### Compito
Trascrivi senza alcuna modifica il passo del testo sul sonno degli animali domestici, riportato più sotto, che va da "Chi vive con" giù fino a "durante il riposo." compreso.

Quando il cane sogna e il gatto “parla”: i misteri della vita notturna degli animali domestici

Cosa succede davvero durante il sonno: movimenti, suoni e comportamenti che raccontano il mondo interiore degli animali

Chi vive con un cane o un gatto ha assistito almeno una volta a una scena curiosa: il cane che muove le zampe mentre dorme come se stesse correndo, il gatto che emette piccoli versi, muove le orecchie o sembra inseguire qualcosa di invisibile durante il riposo.

Per molto tempo questi comportamenti sono stati considerati semplici stranezze degli animali domestici. Oggi, invece, gli studi sul sonno animale hanno dimostrato che anche cani e gatti attraversano diverse fasi del riposo, compresa quella in cui possono verificarsi esperienze simili ai sogni.

Come negli esseri umani, il sonno non è un momento completamente passivo. Il cervello continua a elaborare informazioni, consolidare ricordi e organizzare le esperienze vissute durante la giornata.

Nei cani, la fase più interessante è quella chiamata sonno REM (Rapid Eye Movement), durante la quale si verificano rapidi movimenti oculari e una maggiore attività cerebrale. È proprio in questa fase che possono comparire scatti delle zampe, piccoli movimenti del muso o vocalizzazioni.

Secondo gli studiosi, è probabile che i cani rivivano nei sogni alcune esperienze quotidiane: una passeggiata, un gioco, l’incontro con altri animali o momenti vissuti con il proprietario.

Anche i gatti mostrano comportamenti simili. Essendo predatori, nei loro sogni potrebbero comparire sequenze legate alla caccia: inseguimenti, esplorazioni, movimenti improvvisi. Il loro cervello continua a rielaborare gli stimoli raccolti durante la giornata, anche quando il corpo è fermo.

Miagolii, corse notturne e risvegli improvvisi: il linguaggio nascosto del riposo


Il sonno degli animali domestici non riguarda soltanto i sogni. Molti comportamenti notturni dei cani e dei gatti sono legati alla loro natura biologica.

### Materiale di studio
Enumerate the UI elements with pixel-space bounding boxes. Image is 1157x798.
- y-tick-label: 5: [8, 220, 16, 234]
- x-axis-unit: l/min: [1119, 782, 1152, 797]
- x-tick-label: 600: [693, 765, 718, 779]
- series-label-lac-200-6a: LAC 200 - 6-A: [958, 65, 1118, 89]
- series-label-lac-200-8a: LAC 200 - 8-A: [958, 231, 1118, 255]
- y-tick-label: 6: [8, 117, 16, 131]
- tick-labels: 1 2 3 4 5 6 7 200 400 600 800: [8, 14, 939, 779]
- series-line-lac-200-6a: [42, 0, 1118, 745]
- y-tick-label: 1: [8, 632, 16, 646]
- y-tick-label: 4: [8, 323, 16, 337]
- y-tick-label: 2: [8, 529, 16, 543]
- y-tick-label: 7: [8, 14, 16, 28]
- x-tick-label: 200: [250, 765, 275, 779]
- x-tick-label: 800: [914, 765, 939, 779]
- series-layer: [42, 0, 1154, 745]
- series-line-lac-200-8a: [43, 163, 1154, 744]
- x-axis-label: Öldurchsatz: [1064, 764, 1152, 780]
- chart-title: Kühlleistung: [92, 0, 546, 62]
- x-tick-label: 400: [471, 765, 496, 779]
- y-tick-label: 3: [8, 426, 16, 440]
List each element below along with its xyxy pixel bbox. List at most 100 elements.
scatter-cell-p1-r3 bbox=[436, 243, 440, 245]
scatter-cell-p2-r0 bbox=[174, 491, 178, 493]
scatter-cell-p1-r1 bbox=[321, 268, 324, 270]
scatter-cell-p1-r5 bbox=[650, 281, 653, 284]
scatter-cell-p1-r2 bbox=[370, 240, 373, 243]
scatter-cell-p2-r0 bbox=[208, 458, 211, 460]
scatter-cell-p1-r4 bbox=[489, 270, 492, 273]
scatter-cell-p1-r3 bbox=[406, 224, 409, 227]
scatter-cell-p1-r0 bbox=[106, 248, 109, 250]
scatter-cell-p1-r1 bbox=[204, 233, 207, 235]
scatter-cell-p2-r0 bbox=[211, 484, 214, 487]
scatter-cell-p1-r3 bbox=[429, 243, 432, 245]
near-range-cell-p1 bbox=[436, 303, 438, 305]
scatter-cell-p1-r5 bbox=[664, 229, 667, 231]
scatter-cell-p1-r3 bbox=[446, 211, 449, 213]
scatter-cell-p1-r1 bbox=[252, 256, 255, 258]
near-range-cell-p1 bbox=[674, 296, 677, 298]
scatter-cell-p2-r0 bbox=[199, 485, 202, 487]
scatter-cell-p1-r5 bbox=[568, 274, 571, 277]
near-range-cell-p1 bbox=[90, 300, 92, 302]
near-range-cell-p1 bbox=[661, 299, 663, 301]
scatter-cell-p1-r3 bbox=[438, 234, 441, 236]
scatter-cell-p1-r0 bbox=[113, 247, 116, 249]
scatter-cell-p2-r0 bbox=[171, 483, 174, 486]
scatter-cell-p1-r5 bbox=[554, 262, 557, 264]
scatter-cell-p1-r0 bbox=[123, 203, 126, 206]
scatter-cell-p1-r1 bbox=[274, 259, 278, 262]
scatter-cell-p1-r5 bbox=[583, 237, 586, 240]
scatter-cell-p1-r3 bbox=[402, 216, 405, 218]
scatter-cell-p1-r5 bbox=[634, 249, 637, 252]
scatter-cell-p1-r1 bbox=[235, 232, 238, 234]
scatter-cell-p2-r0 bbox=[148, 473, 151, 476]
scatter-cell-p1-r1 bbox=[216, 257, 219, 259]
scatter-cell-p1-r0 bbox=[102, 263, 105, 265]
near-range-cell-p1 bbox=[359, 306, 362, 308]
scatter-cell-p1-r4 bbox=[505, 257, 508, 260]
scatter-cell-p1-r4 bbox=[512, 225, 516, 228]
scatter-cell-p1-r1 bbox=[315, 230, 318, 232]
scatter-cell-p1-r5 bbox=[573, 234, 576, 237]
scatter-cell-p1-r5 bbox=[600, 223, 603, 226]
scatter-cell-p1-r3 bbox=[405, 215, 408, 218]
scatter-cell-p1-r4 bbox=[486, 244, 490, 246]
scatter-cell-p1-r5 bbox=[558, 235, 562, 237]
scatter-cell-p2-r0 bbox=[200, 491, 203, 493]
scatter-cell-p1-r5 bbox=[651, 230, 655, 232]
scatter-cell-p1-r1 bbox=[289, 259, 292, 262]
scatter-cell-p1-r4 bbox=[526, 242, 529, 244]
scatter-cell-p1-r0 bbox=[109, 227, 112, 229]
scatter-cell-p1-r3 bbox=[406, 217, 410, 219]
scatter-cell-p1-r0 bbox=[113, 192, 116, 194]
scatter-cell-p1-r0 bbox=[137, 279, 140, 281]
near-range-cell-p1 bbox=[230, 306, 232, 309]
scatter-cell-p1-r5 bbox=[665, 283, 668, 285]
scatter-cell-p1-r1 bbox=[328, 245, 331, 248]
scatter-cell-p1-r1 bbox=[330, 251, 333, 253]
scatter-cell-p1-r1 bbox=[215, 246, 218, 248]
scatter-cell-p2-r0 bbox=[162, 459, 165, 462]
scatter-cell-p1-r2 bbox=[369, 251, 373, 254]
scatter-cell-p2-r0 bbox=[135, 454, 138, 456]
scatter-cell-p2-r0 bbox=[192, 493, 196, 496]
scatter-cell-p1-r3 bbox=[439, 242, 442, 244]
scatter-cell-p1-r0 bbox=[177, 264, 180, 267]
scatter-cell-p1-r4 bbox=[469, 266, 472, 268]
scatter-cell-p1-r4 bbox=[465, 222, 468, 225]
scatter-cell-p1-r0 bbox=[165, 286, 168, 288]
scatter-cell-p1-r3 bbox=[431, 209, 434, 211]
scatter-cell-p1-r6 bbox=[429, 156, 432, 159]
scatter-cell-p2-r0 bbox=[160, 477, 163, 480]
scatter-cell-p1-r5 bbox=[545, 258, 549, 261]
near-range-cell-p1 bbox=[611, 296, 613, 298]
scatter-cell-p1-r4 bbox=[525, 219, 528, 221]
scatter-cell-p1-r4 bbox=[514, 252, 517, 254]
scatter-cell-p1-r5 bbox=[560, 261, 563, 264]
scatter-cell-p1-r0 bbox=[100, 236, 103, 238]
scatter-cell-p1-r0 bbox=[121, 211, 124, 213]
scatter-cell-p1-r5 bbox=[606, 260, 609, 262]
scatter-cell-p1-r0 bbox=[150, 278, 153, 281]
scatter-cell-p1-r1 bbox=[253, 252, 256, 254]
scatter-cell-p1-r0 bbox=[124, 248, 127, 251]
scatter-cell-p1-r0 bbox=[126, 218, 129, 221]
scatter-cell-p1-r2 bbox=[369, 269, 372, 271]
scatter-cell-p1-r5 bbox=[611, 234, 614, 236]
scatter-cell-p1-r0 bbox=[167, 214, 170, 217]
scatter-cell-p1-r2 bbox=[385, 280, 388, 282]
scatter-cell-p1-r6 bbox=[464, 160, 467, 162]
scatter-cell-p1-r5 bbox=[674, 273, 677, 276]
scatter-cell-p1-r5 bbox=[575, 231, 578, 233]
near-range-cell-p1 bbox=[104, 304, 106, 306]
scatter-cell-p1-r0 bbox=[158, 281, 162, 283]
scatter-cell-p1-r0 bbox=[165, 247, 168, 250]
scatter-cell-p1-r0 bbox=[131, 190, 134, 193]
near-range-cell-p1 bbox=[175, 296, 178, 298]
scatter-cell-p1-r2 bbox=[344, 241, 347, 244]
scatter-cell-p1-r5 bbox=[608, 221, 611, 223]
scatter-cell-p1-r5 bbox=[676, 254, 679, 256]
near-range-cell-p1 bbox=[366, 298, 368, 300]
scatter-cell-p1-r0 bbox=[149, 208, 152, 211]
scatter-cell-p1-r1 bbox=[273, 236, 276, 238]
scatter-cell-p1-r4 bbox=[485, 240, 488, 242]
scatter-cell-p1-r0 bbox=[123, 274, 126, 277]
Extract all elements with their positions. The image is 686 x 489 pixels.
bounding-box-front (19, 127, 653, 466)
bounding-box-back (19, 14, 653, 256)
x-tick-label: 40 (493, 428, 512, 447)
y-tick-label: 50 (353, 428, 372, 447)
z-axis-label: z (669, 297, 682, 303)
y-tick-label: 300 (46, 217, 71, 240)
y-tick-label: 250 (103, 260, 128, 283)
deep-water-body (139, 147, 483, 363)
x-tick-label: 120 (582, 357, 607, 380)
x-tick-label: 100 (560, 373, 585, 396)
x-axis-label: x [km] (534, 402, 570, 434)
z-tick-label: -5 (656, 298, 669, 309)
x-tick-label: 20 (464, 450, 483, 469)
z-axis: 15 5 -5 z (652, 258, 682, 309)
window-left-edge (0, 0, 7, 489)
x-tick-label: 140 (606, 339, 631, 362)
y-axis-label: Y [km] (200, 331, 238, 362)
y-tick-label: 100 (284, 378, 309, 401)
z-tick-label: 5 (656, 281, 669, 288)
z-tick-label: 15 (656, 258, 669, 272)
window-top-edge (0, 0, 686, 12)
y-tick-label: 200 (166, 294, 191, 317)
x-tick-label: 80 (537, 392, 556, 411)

### Risposta
Chi vive con un cane o un gatto ha assistito almeno una volta a una scena curiosa: il cane che muove le zampe mentre dorme come se stesse correndo, il gatto che emette piccoli versi, muove le orecchie o sembra inseguire qualcosa di invisibile durante il riposo.